Structured figure records:

____________

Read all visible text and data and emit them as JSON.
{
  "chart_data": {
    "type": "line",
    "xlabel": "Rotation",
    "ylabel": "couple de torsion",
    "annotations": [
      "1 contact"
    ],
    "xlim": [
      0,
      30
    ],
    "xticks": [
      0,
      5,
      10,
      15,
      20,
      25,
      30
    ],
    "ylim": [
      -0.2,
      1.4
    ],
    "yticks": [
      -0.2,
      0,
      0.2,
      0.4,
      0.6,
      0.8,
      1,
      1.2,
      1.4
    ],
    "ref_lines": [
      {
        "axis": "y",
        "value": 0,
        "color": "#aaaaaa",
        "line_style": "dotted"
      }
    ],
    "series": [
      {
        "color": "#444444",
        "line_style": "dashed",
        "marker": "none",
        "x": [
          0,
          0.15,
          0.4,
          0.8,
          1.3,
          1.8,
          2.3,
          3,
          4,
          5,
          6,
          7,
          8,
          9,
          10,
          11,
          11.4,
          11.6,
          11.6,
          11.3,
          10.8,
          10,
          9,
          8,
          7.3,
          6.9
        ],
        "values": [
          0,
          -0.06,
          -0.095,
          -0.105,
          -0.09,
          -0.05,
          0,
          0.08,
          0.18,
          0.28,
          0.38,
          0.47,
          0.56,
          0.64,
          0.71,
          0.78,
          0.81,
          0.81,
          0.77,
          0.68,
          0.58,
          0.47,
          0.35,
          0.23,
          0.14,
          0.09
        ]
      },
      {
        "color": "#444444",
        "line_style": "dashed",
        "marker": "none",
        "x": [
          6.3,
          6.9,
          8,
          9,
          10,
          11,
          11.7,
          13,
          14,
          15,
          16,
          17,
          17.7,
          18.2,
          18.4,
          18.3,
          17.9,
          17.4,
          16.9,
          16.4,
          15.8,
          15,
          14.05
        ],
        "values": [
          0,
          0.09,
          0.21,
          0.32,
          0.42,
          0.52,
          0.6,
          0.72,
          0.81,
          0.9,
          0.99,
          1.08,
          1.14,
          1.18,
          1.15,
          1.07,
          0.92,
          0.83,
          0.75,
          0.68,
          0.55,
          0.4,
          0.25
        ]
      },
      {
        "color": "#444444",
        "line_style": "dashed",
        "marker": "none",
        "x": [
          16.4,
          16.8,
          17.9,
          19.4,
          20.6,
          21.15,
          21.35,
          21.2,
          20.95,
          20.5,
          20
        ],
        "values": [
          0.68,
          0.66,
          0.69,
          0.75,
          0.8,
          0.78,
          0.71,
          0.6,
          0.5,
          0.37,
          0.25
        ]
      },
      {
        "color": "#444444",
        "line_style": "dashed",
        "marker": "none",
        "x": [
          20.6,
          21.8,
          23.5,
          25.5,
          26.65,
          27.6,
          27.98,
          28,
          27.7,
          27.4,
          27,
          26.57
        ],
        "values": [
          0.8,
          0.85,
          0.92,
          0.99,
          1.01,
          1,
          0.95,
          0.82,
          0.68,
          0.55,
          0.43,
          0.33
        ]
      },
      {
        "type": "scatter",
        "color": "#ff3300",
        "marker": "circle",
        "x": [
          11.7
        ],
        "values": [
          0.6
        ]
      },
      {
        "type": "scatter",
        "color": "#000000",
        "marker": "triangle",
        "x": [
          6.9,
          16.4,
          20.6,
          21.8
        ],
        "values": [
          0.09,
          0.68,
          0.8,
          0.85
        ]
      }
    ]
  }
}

____________

Retype the material above, line by line, exactly.

Read all visible text and data and emit them as JSON.
{
  "chart_data": {
    "type": "line",
    "xlabel": "Rotation",
    "ylabel": "couple de torsion",
    "annotations": [
      "1 contact"
    ],
    "xlim": [
      0,
      30
    ],
    "xticks": [
      0,
      5,
      10,
      15,
      20,
      25,
      30
    ],
    "ylim": [
      -0.2,
      1.4
    ],
    "yticks": [
      -0.2,
      0,
      0.2,
      0.4,
      0.6,
      0.8,
      1,
      1.2,
      1.4
    ],
    "ref_lines": [
      {
        "axis": "y",
        "value": 0,
        "color": "#aaaaaa",
        "line_style": "dotted"
      }
    ],
    "series": [
      {
        "color": "#444444",
        "line_style": "dashed",
        "marker": "none",
        "x": [
          0,
          0.15,
          0.4,
          0.8,
          1.3,
          1.8,
          2.3,
          3,
          4,
          5,
          6,
          7,
          8,
          9,
          10,
          11,
          11.4,
          11.6,
          11.6,
          11.3,
          10.8,
          10,
          9,
          8,
          7.3,
          6.9
        ],
        "values": [
          0,
          -0.06,
          -0.095,
          -0.105,
          -0.09,
          -0.05,
          0,
          0.08,
          0.18,
          0.28,
          0.38,
          0.47,
          0.56,
          0.64,
          0.71,
          0.78,
          0.81,
          0.81,
          0.77,
          0.68,
          0.58,
          0.47,
          0.35,
          0.23,
          0.14,
          0.09
        ]
      },
      {
        "color": "#444444",
        "line_style": "dashed",
        "marker": "none",
        "x": [
          6.3,
          6.9,
          8,
          9,
          10,
          11,
          11.7,
          13,
          14,
          15,
          16,
          17,
          17.7,
          18.2,
          18.4,
          18.3,
          17.9,
          17.4,
          16.9,
          16.4,
          15.8,
          15,
          14.05
        ],
        "values": [
          0,
          0.09,
          0.21,
          0.32,
          0.42,
          0.52,
          0.6,
          0.72,
          0.81,
          0.9,
          0.99,
          1.08,
          1.14,
          1.18,
          1.15,
          1.07,
          0.92,
          0.83,
          0.75,
          0.68,
          0.55,
          0.4,
          0.25
        ]
      },
      {
        "color": "#444444",
        "line_style": "dashed",
        "marker": "none",
        "x": [
          16.4,
          16.8,
          17.9,
          19.4,
          20.6,
          21.15,
          21.35,
          21.2,
          20.95,
          20.5,
          20
        ],
        "values": [
          0.68,
          0.66,
          0.69,
          0.75,
          0.8,
          0.78,
          0.71,
          0.6,
          0.5,
          0.37,
          0.25
        ]
      },
      {
        "color": "#444444",
        "line_style": "dashed",
        "marker": "none",
        "x": [
          20.6,
          21.8,
          23.5,
          25.5,
          26.65,
          27.6,
          27.98,
          28,
          27.7,
          27.4,
          27,
          26.57
        ],
        "values": [
          0.8,
          0.85,
          0.92,
          0.99,
          1.01,
          1,
          0.95,
          0.82,
          0.68,
          0.55,
          0.43,
          0.33
        ]
      },
      {
        "type": "scatter",
        "color": "#ff3300",
        "marker": "circle",
        "x": [
          11.7
        ],
        "values": [
          0.6
        ]
      },
      {
        "type": "scatter",
        "color": "#000000",
        "marker": "triangle",
        "x": [
          6.9,
          16.4,
          20.6,
          21.8
        ],
        "values": [
          0.09,
          0.68,
          0.8,
          0.85
        ]
      }
    ]
  }
}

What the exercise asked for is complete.